##### Input rows #####

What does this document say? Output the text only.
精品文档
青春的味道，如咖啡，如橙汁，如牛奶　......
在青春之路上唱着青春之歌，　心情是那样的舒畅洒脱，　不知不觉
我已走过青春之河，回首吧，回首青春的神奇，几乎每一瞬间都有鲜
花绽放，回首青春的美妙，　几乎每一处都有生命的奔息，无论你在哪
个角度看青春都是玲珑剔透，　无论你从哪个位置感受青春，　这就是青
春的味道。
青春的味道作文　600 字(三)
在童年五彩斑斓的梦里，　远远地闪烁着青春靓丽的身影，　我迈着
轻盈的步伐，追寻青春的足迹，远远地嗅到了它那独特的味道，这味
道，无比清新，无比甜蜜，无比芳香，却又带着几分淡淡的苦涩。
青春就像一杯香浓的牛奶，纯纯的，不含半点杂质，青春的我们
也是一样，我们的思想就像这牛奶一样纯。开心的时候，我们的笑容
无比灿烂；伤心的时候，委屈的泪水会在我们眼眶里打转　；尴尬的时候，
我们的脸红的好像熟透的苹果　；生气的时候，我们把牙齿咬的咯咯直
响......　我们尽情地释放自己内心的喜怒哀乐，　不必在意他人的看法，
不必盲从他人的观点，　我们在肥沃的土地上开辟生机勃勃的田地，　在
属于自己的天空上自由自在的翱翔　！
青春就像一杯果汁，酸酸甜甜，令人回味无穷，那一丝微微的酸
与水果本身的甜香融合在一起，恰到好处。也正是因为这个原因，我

#####

--- Exercise aim ---
Repeat every entry word for word.

--- Reply to the task ---
What does this document say? Output the text only.
精品文档
青春的味道，如咖啡，如橙汁，如牛奶　......
在青春之路上唱着青春之歌，　心情是那样的舒畅洒脱，　不知不觉
我已走过青春之河，回首吧，回首青春的神奇，几乎每一瞬间都有鲜
花绽放，回首青春的美妙，　几乎每一处都有生命的奔息，无论你在哪
个角度看青春都是玲珑剔透，　无论你从哪个位置感受青春，　这就是青
春的味道。
青春的味道作文　600 字(三)
在童年五彩斑斓的梦里，　远远地闪烁着青春靓丽的身影，　我迈着
轻盈的步伐，追寻青春的足迹，远远地嗅到了它那独特的味道，这味
道，无比清新，无比甜蜜，无比芳香，却又带着几分淡淡的苦涩。
青春就像一杯香浓的牛奶，纯纯的，不含半点杂质，青春的我们
也是一样，我们的思想就像这牛奶一样纯。开心的时候，我们的笑容
无比灿烂；伤心的时候，委屈的泪水会在我们眼眶里打转　；尴尬的时候，
我们的脸红的好像熟透的苹果　；生气的时候，我们把牙齿咬的咯咯直
响......　我们尽情地释放自己内心的喜怒哀乐，　不必在意他人的看法，
不必盲从他人的观点，　我们在肥沃的土地上开辟生机勃勃的田地，　在
属于自己的天空上自由自在的翱翔　！
青春就像一杯果汁，酸酸甜甜，令人回味无穷，那一丝微微的酸
与水果本身的甜香融合在一起，恰到好处。也正是因为这个原因，我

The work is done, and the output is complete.